## DATASET CONTENT
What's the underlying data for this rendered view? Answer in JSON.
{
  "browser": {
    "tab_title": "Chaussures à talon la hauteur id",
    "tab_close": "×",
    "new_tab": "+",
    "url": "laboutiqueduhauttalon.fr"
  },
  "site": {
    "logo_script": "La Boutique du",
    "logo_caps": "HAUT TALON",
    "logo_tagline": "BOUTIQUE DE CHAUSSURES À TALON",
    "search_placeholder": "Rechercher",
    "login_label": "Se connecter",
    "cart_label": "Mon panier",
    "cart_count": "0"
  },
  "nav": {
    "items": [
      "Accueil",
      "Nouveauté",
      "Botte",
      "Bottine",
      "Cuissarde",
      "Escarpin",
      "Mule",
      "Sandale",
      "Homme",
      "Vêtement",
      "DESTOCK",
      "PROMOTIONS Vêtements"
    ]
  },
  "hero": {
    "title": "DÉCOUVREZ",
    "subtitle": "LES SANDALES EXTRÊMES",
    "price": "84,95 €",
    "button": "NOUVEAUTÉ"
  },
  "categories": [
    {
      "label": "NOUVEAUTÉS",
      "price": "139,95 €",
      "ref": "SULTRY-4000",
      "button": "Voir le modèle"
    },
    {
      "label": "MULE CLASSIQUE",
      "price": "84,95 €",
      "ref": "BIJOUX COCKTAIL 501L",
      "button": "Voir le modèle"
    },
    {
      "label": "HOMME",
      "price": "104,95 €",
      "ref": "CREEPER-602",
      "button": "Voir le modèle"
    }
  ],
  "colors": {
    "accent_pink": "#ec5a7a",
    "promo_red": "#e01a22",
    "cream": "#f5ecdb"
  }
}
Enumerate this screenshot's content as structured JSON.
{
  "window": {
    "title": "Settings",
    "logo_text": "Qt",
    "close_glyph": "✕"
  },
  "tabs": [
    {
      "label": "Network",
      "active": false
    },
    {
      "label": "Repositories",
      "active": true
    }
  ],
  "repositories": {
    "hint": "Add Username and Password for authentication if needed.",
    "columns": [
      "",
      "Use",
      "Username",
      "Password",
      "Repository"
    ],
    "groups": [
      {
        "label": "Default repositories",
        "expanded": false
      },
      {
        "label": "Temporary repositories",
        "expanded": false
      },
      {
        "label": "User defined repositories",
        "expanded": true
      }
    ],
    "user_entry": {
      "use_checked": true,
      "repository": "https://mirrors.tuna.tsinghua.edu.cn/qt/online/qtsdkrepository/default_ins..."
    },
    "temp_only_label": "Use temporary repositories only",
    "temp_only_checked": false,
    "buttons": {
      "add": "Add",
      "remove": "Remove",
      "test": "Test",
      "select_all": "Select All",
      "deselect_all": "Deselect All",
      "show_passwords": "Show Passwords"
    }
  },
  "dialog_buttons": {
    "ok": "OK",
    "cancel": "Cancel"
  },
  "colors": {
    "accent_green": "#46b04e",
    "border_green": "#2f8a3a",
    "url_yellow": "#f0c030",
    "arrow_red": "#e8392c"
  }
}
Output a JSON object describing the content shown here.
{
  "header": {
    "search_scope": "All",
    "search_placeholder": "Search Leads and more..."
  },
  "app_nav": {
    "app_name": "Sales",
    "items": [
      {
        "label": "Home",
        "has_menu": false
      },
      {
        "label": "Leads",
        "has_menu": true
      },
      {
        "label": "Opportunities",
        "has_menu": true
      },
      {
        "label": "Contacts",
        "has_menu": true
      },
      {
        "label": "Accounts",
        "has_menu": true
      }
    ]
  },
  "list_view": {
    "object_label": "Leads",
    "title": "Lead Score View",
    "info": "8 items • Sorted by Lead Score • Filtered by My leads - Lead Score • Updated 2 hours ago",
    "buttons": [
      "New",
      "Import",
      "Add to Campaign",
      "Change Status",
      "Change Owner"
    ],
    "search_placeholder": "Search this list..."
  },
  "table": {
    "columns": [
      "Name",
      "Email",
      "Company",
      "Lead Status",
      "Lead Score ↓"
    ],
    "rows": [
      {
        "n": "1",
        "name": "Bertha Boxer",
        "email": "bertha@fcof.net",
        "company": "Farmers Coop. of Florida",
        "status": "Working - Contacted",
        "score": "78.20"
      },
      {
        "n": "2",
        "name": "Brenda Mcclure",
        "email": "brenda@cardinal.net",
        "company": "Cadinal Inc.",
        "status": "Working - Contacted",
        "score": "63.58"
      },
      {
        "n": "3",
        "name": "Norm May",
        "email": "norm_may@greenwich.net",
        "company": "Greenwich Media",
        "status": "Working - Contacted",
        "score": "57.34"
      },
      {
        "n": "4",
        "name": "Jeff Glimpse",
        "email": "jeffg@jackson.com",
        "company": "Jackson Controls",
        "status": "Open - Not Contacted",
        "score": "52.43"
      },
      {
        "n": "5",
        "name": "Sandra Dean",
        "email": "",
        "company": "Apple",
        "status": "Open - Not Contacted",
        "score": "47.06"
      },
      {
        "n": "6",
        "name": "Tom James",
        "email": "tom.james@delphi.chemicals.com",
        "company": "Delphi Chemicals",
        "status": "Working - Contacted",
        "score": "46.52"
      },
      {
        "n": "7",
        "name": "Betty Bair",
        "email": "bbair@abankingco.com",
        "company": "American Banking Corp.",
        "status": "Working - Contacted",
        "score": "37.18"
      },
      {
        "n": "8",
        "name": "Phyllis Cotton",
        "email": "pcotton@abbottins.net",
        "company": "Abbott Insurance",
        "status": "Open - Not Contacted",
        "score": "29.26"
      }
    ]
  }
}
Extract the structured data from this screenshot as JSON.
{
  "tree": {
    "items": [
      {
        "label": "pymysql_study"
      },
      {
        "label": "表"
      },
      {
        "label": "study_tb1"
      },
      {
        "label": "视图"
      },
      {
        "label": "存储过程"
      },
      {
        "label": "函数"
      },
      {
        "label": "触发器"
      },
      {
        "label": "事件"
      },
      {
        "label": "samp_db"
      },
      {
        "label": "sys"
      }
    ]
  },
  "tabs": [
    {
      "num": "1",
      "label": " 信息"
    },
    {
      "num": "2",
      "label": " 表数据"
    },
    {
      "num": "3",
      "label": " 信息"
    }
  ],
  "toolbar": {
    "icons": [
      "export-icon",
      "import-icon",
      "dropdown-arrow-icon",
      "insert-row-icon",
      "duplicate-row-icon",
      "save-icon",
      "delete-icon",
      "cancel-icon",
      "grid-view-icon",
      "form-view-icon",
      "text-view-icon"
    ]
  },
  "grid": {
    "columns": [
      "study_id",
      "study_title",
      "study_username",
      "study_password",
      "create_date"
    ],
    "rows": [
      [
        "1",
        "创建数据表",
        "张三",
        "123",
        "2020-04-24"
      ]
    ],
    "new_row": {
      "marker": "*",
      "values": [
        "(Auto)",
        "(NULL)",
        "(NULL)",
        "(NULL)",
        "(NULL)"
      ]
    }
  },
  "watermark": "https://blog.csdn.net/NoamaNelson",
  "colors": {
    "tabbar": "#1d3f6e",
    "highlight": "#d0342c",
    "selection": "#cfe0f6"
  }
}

## TASK STATEMENT
Give all the entries again exactly; leave none out.

## SOLVED PROBLEM
What's the underlying data for this rendered view? Answer in JSON.
{
  "browser": {
    "tab_title": "Chaussures à talon la hauteur id",
    "tab_close": "×",
    "new_tab": "+",
    "url": "laboutiqueduhauttalon.fr"
  },
  "site": {
    "logo_script": "La Boutique du",
    "logo_caps": "HAUT TALON",
    "logo_tagline": "BOUTIQUE DE CHAUSSURES À TALON",
    "search_placeholder": "Rechercher",
    "login_label": "Se connecter",
    "cart_label": "Mon panier",
    "cart_count": "0"
  },
  "nav": {
    "items": [
      "Accueil",
      "Nouveauté",
      "Botte",
      "Bottine",
      "Cuissarde",
      "Escarpin",
      "Mule",
      "Sandale",
      "Homme",
      "Vêtement",
      "DESTOCK",
      "PROMOTIONS Vêtements"
    ]
  },
  "hero": {
    "title": "DÉCOUVREZ",
    "subtitle": "LES SANDALES EXTRÊMES",
    "price": "84,95 €",
    "button": "NOUVEAUTÉ"
  },
  "categories": [
    {
      "label": "NOUVEAUTÉS",
      "price": "139,95 €",
      "ref": "SULTRY-4000",
      "button": "Voir le modèle"
    },
    {
      "label": "MULE CLASSIQUE",
      "price": "84,95 €",
      "ref": "BIJOUX COCKTAIL 501L",
      "button": "Voir le modèle"
    },
    {
      "label": "HOMME",
      "price": "104,95 €",
      "ref": "CREEPER-602",
      "button": "Voir le modèle"
    }
  ],
  "colors": {
    "accent_pink": "#ec5a7a",
    "promo_red": "#e01a22",
    "cream": "#f5ecdb"
  }
}
Enumerate this screenshot's content as structured JSON.
{
  "window": {
    "title": "Settings",
    "logo_text": "Qt",
    "close_glyph": "✕"
  },
  "tabs": [
    {
      "label": "Network",
      "active": false
    },
    {
      "label": "Repositories",
      "active": true
    }
  ],
  "repositories": {
    "hint": "Add Username and Password for authentication if needed.",
    "columns": [
      "",
      "Use",
      "Username",
      "Password",
      "Repository"
    ],
    "groups": [
      {
        "label": "Default repositories",
        "expanded": false
      },
      {
        "label": "Temporary repositories",
        "expanded": false
      },
      {
        "label": "User defined repositories",
        "expanded": true
      }
    ],
    "user_entry": {
      "use_checked": true,
      "repository": "https://mirrors.tuna.tsinghua.edu.cn/qt/online/qtsdkrepository/default_ins..."
    },
    "temp_only_label": "Use temporary repositories only",
    "temp_only_checked": false,
    "buttons": {
      "add": "Add",
      "remove": "Remove",
      "test": "Test",
      "select_all": "Select All",
      "deselect_all": "Deselect All",
      "show_passwords": "Show Passwords"
    }
  },
  "dialog_buttons": {
    "ok": "OK",
    "cancel": "Cancel"
  },
  "colors": {
    "accent_green": "#46b04e",
    "border_green": "#2f8a3a",
    "url_yellow": "#f0c030",
    "arrow_red": "#e8392c"
  }
}
Output a JSON object describing the content shown here.
{
  "header": {
    "search_scope": "All",
    "search_placeholder": "Search Leads and more..."
  },
  "app_nav": {
    "app_name": "Sales",
    "items": [
      {
        "label": "Home",
        "has_menu": false
      },
      {
        "label": "Leads",
        "has_menu": true
      },
      {
        "label": "Opportunities",
        "has_menu": true
      },
      {
        "label": "Contacts",
        "has_menu": true
      },
      {
        "label": "Accounts",
        "has_menu": true
      }
    ]
  },
  "list_view": {
    "object_label": "Leads",
    "title": "Lead Score View",
    "info": "8 items • Sorted by Lead Score • Filtered by My leads - Lead Score • Updated 2 hours ago",
    "buttons": [
      "New",
      "Import",
      "Add to Campaign",
      "Change Status",
      "Change Owner"
    ],
    "search_placeholder": "Search this list..."
  },
  "table": {
    "columns": [
      "Name",
      "Email",
      "Company",
      "Lead Status",
      "Lead Score ↓"
    ],
    "rows": [
      {
        "n": "1",
        "name": "Bertha Boxer",
        "email": "bertha@fcof.net",
        "company": "Farmers Coop. of Florida",
        "status": "Working - Contacted",
        "score": "78.20"
      },
      {
        "n": "2",
        "name": "Brenda Mcclure",
        "email": "brenda@cardinal.net",
        "company": "Cadinal Inc.",
        "status": "Working - Contacted",
        "score": "63.58"
      },
      {
        "n": "3",
        "name": "Norm May",
        "email": "norm_may@greenwich.net",
        "company": "Greenwich Media",
        "status": "Working - Contacted",
        "score": "57.34"
      },
      {
        "n": "4",
        "name": "Jeff Glimpse",
        "email": "jeffg@jackson.com",
        "company": "Jackson Controls",
        "status": "Open - Not Contacted",
        "score": "52.43"
      },
      {
        "n": "5",
        "name": "Sandra Dean",
        "email": "",
        "company": "Apple",
        "status": "Open - Not Contacted",
        "score": "47.06"
      },
      {
        "n": "6",
        "name": "Tom James",
        "email": "tom.james@delphi.chemicals.com",
        "company": "Delphi Chemicals",
        "status": "Working - Contacted",
        "score": "46.52"
      },
      {
        "n": "7",
        "name": "Betty Bair",
        "email": "bbair@abankingco.com",
        "company": "American Banking Corp.",
        "status": "Working - Contacted",
        "score": "37.18"
      },
      {
        "n": "8",
        "name": "Phyllis Cotton",
        "email": "pcotton@abbottins.net",
        "company": "Abbott Insurance",
        "status": "Open - Not Contacted",
        "score": "29.26"
      }
    ]
  }
}
Extract the structured data from this screenshot as JSON.
{
  "tree": {
    "items": [
      {
        "label": "pymysql_study"
      },
      {
        "label": "表"
      },
      {
        "label": "study_tb1"
      },
      {
        "label": "视图"
      },
      {
        "label": "存储过程"
      },
      {
        "label": "函数"
      },
      {
        "label": "触发器"
      },
      {
        "label": "事件"
      },
      {
        "label": "samp_db"
      },
      {
        "label": "sys"
      }
    ]
  },
  "tabs": [
    {
      "num": "1",
      "label": " 信息"
    },
    {
      "num": "2",
      "label": " 表数据"
    },
    {
      "num": "3",
      "label": " 信息"
    }
  ],
  "toolbar": {
    "icons": [
      "export-icon",
      "import-icon",
      "dropdown-arrow-icon",
      "insert-row-icon",
      "duplicate-row-icon",
      "save-icon",
      "delete-icon",
      "cancel-icon",
      "grid-view-icon",
      "form-view-icon",
      "text-view-icon"
    ]
  },
  "grid": {
    "columns": [
      "study_id",
      "study_title",
      "study_username",
      "study_password",
      "create_date"
    ],
    "rows": [
      [
        "1",
        "创建数据表",
        "张三",
        "123",
        "2020-04-24"
      ]
    ],
    "new_row": {
      "marker": "*",
      "values": [
        "(Auto)",
        "(NULL)",
        "(NULL)",
        "(NULL)",
        "(NULL)"
      ]
    }
  },
  "watermark": "https://blog.csdn.net/NoamaNelson",
  "colors": {
    "tabbar": "#1d3f6e",
    "highlight": "#d0342c",
    "selection": "#cfe0f6"
  }
}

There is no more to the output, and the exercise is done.